* _SHORT TASK_
Please update the rows below by changing every "try-button" to "trial-button", keeping everything else the same.

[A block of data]
----------------

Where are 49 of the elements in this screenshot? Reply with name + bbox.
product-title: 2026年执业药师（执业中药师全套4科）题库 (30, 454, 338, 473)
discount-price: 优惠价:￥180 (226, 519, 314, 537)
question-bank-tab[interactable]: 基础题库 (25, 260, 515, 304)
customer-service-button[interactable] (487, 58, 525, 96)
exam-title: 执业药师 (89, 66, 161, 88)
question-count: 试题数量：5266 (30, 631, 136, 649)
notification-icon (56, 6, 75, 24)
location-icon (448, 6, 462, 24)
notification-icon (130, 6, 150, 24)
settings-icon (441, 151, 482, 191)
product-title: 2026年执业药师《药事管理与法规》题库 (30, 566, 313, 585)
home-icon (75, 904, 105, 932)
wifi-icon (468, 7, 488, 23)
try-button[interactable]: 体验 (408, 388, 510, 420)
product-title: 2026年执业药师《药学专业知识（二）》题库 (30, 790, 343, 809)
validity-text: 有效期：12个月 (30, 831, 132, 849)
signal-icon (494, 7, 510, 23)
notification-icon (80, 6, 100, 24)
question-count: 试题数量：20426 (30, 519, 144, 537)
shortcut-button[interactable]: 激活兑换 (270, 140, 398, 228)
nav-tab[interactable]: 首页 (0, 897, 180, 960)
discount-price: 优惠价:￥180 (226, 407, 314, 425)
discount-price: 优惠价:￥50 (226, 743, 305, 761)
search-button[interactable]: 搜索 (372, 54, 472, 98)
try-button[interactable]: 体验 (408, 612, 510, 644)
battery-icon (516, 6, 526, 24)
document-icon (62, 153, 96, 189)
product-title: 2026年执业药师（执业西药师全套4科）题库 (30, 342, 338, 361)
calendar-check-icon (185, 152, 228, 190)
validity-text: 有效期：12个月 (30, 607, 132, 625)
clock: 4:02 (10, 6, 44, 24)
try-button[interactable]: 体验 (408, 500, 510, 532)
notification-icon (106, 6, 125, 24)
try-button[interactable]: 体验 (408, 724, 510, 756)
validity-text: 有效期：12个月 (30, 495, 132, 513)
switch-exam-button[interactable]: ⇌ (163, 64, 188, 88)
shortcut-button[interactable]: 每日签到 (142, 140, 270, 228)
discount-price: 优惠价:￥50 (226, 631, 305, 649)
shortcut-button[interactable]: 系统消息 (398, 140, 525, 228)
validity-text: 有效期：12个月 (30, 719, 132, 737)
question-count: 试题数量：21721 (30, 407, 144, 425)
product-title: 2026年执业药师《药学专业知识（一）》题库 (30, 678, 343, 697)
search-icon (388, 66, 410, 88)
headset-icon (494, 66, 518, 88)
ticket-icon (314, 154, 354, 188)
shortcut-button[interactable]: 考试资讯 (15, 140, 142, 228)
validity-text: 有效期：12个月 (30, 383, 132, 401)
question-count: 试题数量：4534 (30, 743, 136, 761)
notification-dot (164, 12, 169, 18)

----------------

* _COMPLETE ANSWER_
Where are 49 of the elements in this screenshot? Reply with name + bbox.
product-title: 2026年执业药师（执业中药师全套4科）题库 (30, 454, 338, 473)
discount-price: 优惠价:￥180 (226, 519, 314, 537)
question-bank-tab[interactable]: 基础题库 (25, 260, 515, 304)
customer-service-button[interactable] (487, 58, 525, 96)
exam-title: 执业药师 (89, 66, 161, 88)
question-count: 试题数量：5266 (30, 631, 136, 649)
notification-icon (56, 6, 75, 24)
location-icon (448, 6, 462, 24)
notification-icon (130, 6, 150, 24)
settings-icon (441, 151, 482, 191)
product-title: 2026年执业药师《药事管理与法规》题库 (30, 566, 313, 585)
home-icon (75, 904, 105, 932)
wifi-icon (468, 7, 488, 23)
trial-button[interactable]: 体验 (408, 388, 510, 420)
product-title: 2026年执业药师《药学专业知识（二）》题库 (30, 790, 343, 809)
validity-text: 有效期：12个月 (30, 831, 132, 849)
signal-icon (494, 7, 510, 23)
notification-icon (80, 6, 100, 24)
question-count: 试题数量：20426 (30, 519, 144, 537)
shortcut-button[interactable]: 激活兑换 (270, 140, 398, 228)
nav-tab[interactable]: 首页 (0, 897, 180, 960)
discount-price: 优惠价:￥180 (226, 407, 314, 425)
discount-price: 优惠价:￥50 (226, 743, 305, 761)
search-button[interactable]: 搜索 (372, 54, 472, 98)
trial-button[interactable]: 体验 (408, 612, 510, 644)
battery-icon (516, 6, 526, 24)
document-icon (62, 153, 96, 189)
product-title: 2026年执业药师（执业西药师全套4科）题库 (30, 342, 338, 361)
calendar-check-icon (185, 152, 228, 190)
validity-text: 有效期：12个月 (30, 607, 132, 625)
clock: 4:02 (10, 6, 44, 24)
trial-button[interactable]: 体验 (408, 500, 510, 532)
notification-icon (106, 6, 125, 24)
trial-button[interactable]: 体验 (408, 724, 510, 756)
validity-text: 有效期：12个月 (30, 495, 132, 513)
switch-exam-button[interactable]: ⇌ (163, 64, 188, 88)
shortcut-button[interactable]: 每日签到 (142, 140, 270, 228)
discount-price: 优惠价:￥50 (226, 631, 305, 649)
shortcut-button[interactable]: 系统消息 (398, 140, 525, 228)
validity-text: 有效期：12个月 (30, 719, 132, 737)
question-count: 试题数量：21721 (30, 407, 144, 425)
product-title: 2026年执业药师《药学专业知识（一）》题库 (30, 678, 343, 697)
search-icon (388, 66, 410, 88)
headset-icon (494, 66, 518, 88)
ticket-icon (314, 154, 354, 188)
shortcut-button[interactable]: 考试资讯 (15, 140, 142, 228)
validity-text: 有效期：12个月 (30, 383, 132, 401)
question-count: 试题数量：4534 (30, 743, 136, 761)
notification-dot (164, 12, 169, 18)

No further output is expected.